> [DATA PROVIDED]:
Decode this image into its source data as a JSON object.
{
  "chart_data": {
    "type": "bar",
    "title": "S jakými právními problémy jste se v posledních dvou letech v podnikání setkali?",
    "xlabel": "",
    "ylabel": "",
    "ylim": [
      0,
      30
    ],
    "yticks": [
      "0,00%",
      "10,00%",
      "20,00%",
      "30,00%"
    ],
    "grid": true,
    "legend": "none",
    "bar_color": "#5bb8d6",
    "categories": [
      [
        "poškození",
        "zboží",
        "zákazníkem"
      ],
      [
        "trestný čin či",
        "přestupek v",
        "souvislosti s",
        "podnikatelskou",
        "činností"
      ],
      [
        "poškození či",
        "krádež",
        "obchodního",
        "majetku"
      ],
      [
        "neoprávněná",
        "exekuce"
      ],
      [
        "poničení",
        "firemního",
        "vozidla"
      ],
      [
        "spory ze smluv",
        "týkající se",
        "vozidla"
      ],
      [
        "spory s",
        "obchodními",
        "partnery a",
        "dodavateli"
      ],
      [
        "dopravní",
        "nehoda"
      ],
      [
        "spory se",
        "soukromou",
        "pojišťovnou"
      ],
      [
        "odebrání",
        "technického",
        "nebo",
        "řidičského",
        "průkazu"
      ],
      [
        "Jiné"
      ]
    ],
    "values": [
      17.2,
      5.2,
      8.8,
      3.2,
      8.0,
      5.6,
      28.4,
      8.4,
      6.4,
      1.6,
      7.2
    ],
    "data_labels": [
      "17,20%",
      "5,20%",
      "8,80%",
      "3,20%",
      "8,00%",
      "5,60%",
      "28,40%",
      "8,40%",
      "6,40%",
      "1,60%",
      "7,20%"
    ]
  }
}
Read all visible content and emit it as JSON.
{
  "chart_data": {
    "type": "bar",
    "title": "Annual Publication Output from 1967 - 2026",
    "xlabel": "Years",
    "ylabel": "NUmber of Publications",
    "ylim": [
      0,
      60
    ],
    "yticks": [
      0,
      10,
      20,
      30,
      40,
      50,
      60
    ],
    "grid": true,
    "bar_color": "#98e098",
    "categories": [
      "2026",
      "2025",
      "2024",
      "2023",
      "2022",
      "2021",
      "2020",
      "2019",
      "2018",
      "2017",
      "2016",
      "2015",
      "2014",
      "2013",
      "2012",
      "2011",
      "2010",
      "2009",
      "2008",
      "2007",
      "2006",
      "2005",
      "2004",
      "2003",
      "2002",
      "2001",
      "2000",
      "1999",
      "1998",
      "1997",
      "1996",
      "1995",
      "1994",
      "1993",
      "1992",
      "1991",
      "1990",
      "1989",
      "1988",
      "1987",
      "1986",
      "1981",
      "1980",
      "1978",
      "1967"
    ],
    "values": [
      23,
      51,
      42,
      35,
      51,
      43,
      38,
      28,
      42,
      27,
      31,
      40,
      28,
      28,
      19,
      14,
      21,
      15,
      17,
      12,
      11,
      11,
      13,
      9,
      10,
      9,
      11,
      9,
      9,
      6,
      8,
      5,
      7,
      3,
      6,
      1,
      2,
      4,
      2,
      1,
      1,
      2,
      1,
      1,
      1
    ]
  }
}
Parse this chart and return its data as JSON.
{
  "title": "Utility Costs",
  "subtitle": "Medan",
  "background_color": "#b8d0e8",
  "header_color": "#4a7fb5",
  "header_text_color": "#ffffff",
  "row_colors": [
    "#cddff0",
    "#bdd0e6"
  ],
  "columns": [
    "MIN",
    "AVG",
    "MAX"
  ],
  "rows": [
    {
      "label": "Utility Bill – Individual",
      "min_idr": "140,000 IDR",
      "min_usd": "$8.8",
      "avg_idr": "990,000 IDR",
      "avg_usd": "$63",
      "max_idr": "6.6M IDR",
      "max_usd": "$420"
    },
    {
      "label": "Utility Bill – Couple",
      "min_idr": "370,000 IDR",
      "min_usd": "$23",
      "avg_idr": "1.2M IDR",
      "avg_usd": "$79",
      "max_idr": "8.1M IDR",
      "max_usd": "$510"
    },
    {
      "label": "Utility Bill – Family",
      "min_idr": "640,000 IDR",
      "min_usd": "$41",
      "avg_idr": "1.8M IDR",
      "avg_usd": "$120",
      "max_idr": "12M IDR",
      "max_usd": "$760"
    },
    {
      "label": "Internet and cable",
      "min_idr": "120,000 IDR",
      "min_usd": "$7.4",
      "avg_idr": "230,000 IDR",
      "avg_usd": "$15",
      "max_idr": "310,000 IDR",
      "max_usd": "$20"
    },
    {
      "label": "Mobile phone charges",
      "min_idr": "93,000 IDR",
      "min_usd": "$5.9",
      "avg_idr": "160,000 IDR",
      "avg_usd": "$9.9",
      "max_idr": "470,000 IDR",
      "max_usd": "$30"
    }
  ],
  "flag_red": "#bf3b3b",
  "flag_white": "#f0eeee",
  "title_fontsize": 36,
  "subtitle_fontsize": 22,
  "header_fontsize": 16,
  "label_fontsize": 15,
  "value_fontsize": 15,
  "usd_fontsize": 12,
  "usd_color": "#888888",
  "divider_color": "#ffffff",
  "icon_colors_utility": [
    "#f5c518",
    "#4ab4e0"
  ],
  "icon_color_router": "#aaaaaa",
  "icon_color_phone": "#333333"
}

> [REQUIREMENT]: Copy each line of the listing that includes "Bill".

> [TASK RESULT]:
      "label": "Utility Bill – Individual",
      "label": "Utility Bill – Couple",
      "label": "Utility Bill – Family",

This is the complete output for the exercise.